== Exercise requirements ==
Can you copy every line of the items below word for word, leaving out the pictures?

....................

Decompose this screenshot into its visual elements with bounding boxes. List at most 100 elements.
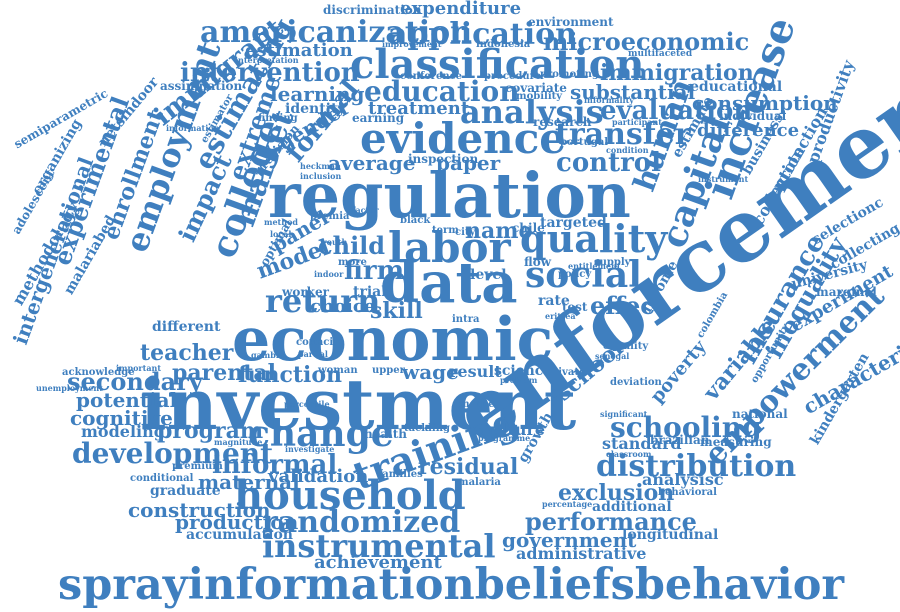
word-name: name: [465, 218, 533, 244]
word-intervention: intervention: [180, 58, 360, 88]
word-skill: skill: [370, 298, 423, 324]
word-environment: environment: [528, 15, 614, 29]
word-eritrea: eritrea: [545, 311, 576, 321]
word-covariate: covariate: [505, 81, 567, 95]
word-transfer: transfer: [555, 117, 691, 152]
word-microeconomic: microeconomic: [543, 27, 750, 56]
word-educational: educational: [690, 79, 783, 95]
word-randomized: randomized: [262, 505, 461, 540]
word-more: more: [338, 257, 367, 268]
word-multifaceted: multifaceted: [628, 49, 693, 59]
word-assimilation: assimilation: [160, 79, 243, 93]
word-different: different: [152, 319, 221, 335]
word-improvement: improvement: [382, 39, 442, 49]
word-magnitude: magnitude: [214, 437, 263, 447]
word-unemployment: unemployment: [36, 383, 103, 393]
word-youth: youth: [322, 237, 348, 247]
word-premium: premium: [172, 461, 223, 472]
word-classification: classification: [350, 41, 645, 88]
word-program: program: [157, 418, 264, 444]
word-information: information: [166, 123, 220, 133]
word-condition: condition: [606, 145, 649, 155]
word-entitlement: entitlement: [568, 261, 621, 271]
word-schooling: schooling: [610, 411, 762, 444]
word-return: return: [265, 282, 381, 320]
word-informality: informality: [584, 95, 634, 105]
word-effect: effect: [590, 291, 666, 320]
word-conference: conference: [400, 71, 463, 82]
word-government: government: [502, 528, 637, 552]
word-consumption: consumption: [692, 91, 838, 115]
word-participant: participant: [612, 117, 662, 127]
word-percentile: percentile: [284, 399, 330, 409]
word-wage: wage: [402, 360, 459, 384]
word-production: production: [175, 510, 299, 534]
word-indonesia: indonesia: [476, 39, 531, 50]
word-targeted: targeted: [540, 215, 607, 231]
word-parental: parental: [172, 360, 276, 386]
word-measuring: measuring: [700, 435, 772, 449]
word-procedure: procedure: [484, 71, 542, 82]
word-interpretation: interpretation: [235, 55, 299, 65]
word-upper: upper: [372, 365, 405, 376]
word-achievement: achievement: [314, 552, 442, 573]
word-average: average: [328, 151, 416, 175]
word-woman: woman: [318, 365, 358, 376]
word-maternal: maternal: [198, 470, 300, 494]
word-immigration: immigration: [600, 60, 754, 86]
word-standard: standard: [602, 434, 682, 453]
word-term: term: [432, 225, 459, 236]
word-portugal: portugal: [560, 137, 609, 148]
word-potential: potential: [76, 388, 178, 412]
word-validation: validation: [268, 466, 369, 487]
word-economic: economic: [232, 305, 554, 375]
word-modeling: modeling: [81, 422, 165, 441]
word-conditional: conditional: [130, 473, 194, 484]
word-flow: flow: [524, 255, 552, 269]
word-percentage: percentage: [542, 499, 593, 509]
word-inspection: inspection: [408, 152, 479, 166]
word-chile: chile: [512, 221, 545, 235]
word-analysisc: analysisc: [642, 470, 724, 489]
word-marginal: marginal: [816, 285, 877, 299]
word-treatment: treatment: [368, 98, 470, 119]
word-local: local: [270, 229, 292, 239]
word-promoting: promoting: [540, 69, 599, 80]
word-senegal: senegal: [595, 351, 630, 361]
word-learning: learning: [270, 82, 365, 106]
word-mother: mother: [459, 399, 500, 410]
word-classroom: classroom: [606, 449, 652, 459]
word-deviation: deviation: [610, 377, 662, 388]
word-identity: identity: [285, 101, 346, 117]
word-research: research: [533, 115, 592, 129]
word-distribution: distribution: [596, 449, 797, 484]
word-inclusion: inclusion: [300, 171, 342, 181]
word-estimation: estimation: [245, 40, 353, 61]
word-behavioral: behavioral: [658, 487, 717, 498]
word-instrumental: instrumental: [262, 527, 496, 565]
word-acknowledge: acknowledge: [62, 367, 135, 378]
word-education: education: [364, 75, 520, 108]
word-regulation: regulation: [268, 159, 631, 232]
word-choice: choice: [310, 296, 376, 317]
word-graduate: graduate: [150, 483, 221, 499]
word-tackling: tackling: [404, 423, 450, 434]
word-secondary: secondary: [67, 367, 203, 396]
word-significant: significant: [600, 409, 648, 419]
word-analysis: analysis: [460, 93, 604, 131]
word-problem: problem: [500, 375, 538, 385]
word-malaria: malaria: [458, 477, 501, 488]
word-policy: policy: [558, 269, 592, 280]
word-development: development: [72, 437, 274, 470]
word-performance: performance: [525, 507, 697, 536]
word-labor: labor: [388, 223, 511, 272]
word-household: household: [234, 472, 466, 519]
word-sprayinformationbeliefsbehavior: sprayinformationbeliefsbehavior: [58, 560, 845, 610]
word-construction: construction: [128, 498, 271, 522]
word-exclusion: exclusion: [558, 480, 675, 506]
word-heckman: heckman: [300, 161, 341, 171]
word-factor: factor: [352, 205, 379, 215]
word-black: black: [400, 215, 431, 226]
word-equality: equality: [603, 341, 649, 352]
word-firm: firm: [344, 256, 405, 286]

....................

== Response to this task ==
Decompose this screenshot into its visual elements with bounding boxes. List at most 100 elements.
word-name: name: [465, 218, 533, 244]
word-intervention: intervention: [180, 58, 360, 88]
word-skill: skill: [370, 298, 423, 324]
word-environment: environment: [528, 15, 614, 29]
word-eritrea: eritrea: [545, 311, 576, 321]
word-covariate: covariate: [505, 81, 567, 95]
word-transfer: transfer: [555, 117, 691, 152]
word-microeconomic: microeconomic: [543, 27, 750, 56]
word-educational: educational: [690, 79, 783, 95]
word-randomized: randomized: [262, 505, 461, 540]
word-more: more: [338, 257, 367, 268]
word-multifaceted: multifaceted: [628, 49, 693, 59]
word-assimilation: assimilation: [160, 79, 243, 93]
word-different: different: [152, 319, 221, 335]
word-improvement: improvement: [382, 39, 442, 49]
word-magnitude: magnitude: [214, 437, 263, 447]
word-unemployment: unemployment: [36, 383, 103, 393]
word-youth: youth: [322, 237, 348, 247]
word-premium: premium: [172, 461, 223, 472]
word-classification: classification: [350, 41, 645, 88]
word-program: program: [157, 418, 264, 444]
word-information: information: [166, 123, 220, 133]
word-condition: condition: [606, 145, 649, 155]
word-entitlement: entitlement: [568, 261, 621, 271]
word-schooling: schooling: [610, 411, 762, 444]
word-return: return: [265, 282, 381, 320]
word-informality: informality: [584, 95, 634, 105]
word-effect: effect: [590, 291, 666, 320]
word-conference: conference: [400, 71, 463, 82]
word-government: government: [502, 528, 637, 552]
word-consumption: consumption: [692, 91, 838, 115]
word-participant: participant: [612, 117, 662, 127]
word-percentile: percentile: [284, 399, 330, 409]
word-wage: wage: [402, 360, 459, 384]
word-production: production: [175, 510, 299, 534]
word-indonesia: indonesia: [476, 39, 531, 50]
word-targeted: targeted: [540, 215, 607, 231]
word-parental: parental: [172, 360, 276, 386]
word-measuring: measuring: [700, 435, 772, 449]
word-procedure: procedure: [484, 71, 542, 82]
word-interpretation: interpretation: [235, 55, 299, 65]
word-upper: upper: [372, 365, 405, 376]
word-achievement: achievement: [314, 552, 442, 573]
word-average: average: [328, 151, 416, 175]
word-woman: woman: [318, 365, 358, 376]
word-maternal: maternal: [198, 470, 300, 494]
word-immigration: immigration: [600, 60, 754, 86]
word-standard: standard: [602, 434, 682, 453]
word-term: term: [432, 225, 459, 236]
word-portugal: portugal: [560, 137, 609, 148]
word-potential: potential: [76, 388, 178, 412]
word-validation: validation: [268, 466, 369, 487]
word-economic: economic: [232, 305, 554, 375]
word-modeling: modeling: [81, 422, 165, 441]
word-conditional: conditional: [130, 473, 194, 484]
word-flow: flow: [524, 255, 552, 269]
word-percentage: percentage: [542, 499, 593, 509]
word-inspection: inspection: [408, 152, 479, 166]
word-chile: chile: [512, 221, 545, 235]
word-analysisc: analysisc: [642, 470, 724, 489]
word-marginal: marginal: [816, 285, 877, 299]
word-treatment: treatment: [368, 98, 470, 119]
word-local: local: [270, 229, 292, 239]
word-promoting: promoting: [540, 69, 599, 80]
word-senegal: senegal: [595, 351, 630, 361]
word-learning: learning: [270, 82, 365, 106]
word-mother: mother: [459, 399, 500, 410]
word-classroom: classroom: [606, 449, 652, 459]
word-deviation: deviation: [610, 377, 662, 388]
word-identity: identity: [285, 101, 346, 117]
word-research: research: [533, 115, 592, 129]
word-distribution: distribution: [596, 449, 797, 484]
word-inclusion: inclusion: [300, 171, 342, 181]
word-estimation: estimation: [245, 40, 353, 61]
word-behavioral: behavioral: [658, 487, 717, 498]
word-instrumental: instrumental: [262, 527, 496, 565]
word-acknowledge: acknowledge: [62, 367, 135, 378]
word-education: education: [364, 75, 520, 108]
word-regulation: regulation: [268, 159, 631, 232]
word-choice: choice: [310, 296, 376, 317]
word-graduate: graduate: [150, 483, 221, 499]
word-tackling: tackling: [404, 423, 450, 434]
word-secondary: secondary: [67, 367, 203, 396]
word-significant: significant: [600, 409, 648, 419]
word-analysis: analysis: [460, 93, 604, 131]
word-problem: problem: [500, 375, 538, 385]
word-malaria: malaria: [458, 477, 501, 488]
word-policy: policy: [558, 269, 592, 280]
word-development: development: [72, 437, 274, 470]
word-performance: performance: [525, 507, 697, 536]
word-labor: labor: [388, 223, 511, 272]
word-household: household: [234, 472, 466, 519]
word-sprayinformationbeliefsbehavior: sprayinformationbeliefsbehavior: [58, 560, 845, 610]
word-construction: construction: [128, 498, 271, 522]
word-exclusion: exclusion: [558, 480, 675, 506]
word-heckman: heckman: [300, 161, 341, 171]
word-factor: factor: [352, 205, 379, 215]
word-black: black: [400, 215, 431, 226]
word-equality: equality: [603, 341, 649, 352]
word-firm: firm: [344, 256, 405, 286]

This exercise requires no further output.